Stated task:
Output the data exactly, with every line intact.

Material for this exercise:
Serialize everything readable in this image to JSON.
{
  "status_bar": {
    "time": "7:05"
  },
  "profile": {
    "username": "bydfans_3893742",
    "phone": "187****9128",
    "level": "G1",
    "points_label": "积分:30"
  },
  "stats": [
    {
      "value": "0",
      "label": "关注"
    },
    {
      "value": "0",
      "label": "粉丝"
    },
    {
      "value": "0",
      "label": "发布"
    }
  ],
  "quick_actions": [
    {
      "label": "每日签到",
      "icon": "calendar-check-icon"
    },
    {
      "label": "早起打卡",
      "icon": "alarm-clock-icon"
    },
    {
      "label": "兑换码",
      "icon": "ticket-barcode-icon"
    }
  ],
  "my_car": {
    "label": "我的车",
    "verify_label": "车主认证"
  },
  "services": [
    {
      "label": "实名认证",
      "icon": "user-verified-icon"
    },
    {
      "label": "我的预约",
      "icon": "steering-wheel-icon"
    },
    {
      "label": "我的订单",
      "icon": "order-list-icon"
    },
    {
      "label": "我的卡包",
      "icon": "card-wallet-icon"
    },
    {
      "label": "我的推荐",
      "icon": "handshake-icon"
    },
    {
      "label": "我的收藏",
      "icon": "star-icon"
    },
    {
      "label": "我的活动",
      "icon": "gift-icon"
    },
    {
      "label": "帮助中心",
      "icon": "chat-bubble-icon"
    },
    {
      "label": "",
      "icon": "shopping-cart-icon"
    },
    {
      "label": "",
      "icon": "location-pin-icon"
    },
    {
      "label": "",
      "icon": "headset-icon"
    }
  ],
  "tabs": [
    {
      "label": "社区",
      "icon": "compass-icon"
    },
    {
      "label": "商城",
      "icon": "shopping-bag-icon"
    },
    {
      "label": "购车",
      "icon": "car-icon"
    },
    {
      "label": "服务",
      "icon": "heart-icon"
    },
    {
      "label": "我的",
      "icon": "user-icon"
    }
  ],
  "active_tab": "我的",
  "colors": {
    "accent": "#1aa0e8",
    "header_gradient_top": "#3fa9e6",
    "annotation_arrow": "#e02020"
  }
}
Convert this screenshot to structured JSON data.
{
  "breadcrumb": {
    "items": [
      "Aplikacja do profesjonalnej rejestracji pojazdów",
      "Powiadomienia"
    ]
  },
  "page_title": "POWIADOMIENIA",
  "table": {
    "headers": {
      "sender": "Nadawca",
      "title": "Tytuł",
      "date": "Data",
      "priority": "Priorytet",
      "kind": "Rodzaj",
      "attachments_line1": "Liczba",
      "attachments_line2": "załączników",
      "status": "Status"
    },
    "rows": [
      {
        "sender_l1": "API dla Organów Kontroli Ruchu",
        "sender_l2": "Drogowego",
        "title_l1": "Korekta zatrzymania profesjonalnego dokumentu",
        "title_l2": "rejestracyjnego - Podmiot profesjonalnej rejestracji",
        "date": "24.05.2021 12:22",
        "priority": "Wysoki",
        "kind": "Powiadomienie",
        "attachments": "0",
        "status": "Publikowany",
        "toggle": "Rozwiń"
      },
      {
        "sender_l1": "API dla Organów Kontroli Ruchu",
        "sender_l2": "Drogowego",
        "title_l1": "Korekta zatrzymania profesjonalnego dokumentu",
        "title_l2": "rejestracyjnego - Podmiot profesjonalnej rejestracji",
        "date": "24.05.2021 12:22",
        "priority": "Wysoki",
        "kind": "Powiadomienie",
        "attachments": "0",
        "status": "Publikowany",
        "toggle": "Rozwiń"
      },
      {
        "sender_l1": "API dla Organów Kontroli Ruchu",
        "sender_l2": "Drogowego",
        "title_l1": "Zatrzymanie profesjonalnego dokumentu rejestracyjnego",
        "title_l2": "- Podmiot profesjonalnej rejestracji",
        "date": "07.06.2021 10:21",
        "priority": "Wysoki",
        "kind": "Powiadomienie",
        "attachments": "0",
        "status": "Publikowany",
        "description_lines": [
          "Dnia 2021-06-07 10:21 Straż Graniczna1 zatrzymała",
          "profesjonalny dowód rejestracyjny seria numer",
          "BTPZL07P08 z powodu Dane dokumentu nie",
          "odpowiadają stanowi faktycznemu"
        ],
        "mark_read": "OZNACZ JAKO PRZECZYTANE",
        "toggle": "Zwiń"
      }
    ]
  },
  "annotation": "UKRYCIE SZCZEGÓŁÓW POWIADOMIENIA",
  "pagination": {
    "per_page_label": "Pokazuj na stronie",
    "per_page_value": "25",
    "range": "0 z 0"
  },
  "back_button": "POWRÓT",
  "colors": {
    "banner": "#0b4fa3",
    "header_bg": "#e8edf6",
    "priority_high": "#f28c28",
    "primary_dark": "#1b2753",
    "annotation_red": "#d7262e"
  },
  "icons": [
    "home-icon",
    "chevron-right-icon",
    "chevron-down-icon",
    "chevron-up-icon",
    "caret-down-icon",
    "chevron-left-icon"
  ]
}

Completed exercise:
Serialize everything readable in this image to JSON.
{
  "status_bar": {
    "time": "7:05"
  },
  "profile": {
    "username": "bydfans_3893742",
    "phone": "187****9128",
    "level": "G1",
    "points_label": "积分:30"
  },
  "stats": [
    {
      "value": "0",
      "label": "关注"
    },
    {
      "value": "0",
      "label": "粉丝"
    },
    {
      "value": "0",
      "label": "发布"
    }
  ],
  "quick_actions": [
    {
      "label": "每日签到",
      "icon": "calendar-check-icon"
    },
    {
      "label": "早起打卡",
      "icon": "alarm-clock-icon"
    },
    {
      "label": "兑换码",
      "icon": "ticket-barcode-icon"
    }
  ],
  "my_car": {
    "label": "我的车",
    "verify_label": "车主认证"
  },
  "services": [
    {
      "label": "实名认证",
      "icon": "user-verified-icon"
    },
    {
      "label": "我的预约",
      "icon": "steering-wheel-icon"
    },
    {
      "label": "我的订单",
      "icon": "order-list-icon"
    },
    {
      "label": "我的卡包",
      "icon": "card-wallet-icon"
    },
    {
      "label": "我的推荐",
      "icon": "handshake-icon"
    },
    {
      "label": "我的收藏",
      "icon": "star-icon"
    },
    {
      "label": "我的活动",
      "icon": "gift-icon"
    },
    {
      "label": "帮助中心",
      "icon": "chat-bubble-icon"
    },
    {
      "label": "",
      "icon": "shopping-cart-icon"
    },
    {
      "label": "",
      "icon": "location-pin-icon"
    },
    {
      "label": "",
      "icon": "headset-icon"
    }
  ],
  "tabs": [
    {
      "label": "社区",
      "icon": "compass-icon"
    },
    {
      "label": "商城",
      "icon": "shopping-bag-icon"
    },
    {
      "label": "购车",
      "icon": "car-icon"
    },
    {
      "label": "服务",
      "icon": "heart-icon"
    },
    {
      "label": "我的",
      "icon": "user-icon"
    }
  ],
  "active_tab": "我的",
  "colors": {
    "accent": "#1aa0e8",
    "header_gradient_top": "#3fa9e6",
    "annotation_arrow": "#e02020"
  }
}
Convert this screenshot to structured JSON data.
{
  "breadcrumb": {
    "items": [
      "Aplikacja do profesjonalnej rejestracji pojazdów",
      "Powiadomienia"
    ]
  },
  "page_title": "POWIADOMIENIA",
  "table": {
    "headers": {
      "sender": "Nadawca",
      "title": "Tytuł",
      "date": "Data",
      "priority": "Priorytet",
      "kind": "Rodzaj",
      "attachments_line1": "Liczba",
      "attachments_line2": "załączników",
      "status": "Status"
    },
    "rows": [
      {
        "sender_l1": "API dla Organów Kontroli Ruchu",
        "sender_l2": "Drogowego",
        "title_l1": "Korekta zatrzymania profesjonalnego dokumentu",
        "title_l2": "rejestracyjnego - Podmiot profesjonalnej rejestracji",
        "date": "24.05.2021 12:22",
        "priority": "Wysoki",
        "kind": "Powiadomienie",
        "attachments": "0",
        "status": "Publikowany",
        "toggle": "Rozwiń"
      },
      {
        "sender_l1": "API dla Organów Kontroli Ruchu",
        "sender_l2": "Drogowego",
        "title_l1": "Korekta zatrzymania profesjonalnego dokumentu",
        "title_l2": "rejestracyjnego - Podmiot profesjonalnej rejestracji",
        "date": "24.05.2021 12:22",
        "priority": "Wysoki",
        "kind": "Powiadomienie",
        "attachments": "0",
        "status": "Publikowany",
        "toggle": "Rozwiń"
      },
      {
        "sender_l1": "API dla Organów Kontroli Ruchu",
        "sender_l2": "Drogowego",
        "title_l1": "Zatrzymanie profesjonalnego dokumentu rejestracyjnego",
        "title_l2": "- Podmiot profesjonalnej rejestracji",
        "date": "07.06.2021 10:21",
        "priority": "Wysoki",
        "kind": "Powiadomienie",
        "attachments": "0",
        "status": "Publikowany",
        "description_lines": [
          "Dnia 2021-06-07 10:21 Straż Graniczna1 zatrzymała",
          "profesjonalny dowód rejestracyjny seria numer",
          "BTPZL07P08 z powodu Dane dokumentu nie",
          "odpowiadają stanowi faktycznemu"
        ],
        "mark_read": "OZNACZ JAKO PRZECZYTANE",
        "toggle": "Zwiń"
      }
    ]
  },
  "annotation": "UKRYCIE SZCZEGÓŁÓW POWIADOMIENIA",
  "pagination": {
    "per_page_label": "Pokazuj na stronie",
    "per_page_value": "25",
    "range": "0 z 0"
  },
  "back_button": "POWRÓT",
  "colors": {
    "banner": "#0b4fa3",
    "header_bg": "#e8edf6",
    "priority_high": "#f28c28",
    "primary_dark": "#1b2753",
    "annotation_red": "#d7262e"
  },
  "icons": [
    "home-icon",
    "chevron-right-icon",
    "chevron-down-icon",
    "chevron-up-icon",
    "caret-down-icon",
    "chevron-left-icon"
  ]
}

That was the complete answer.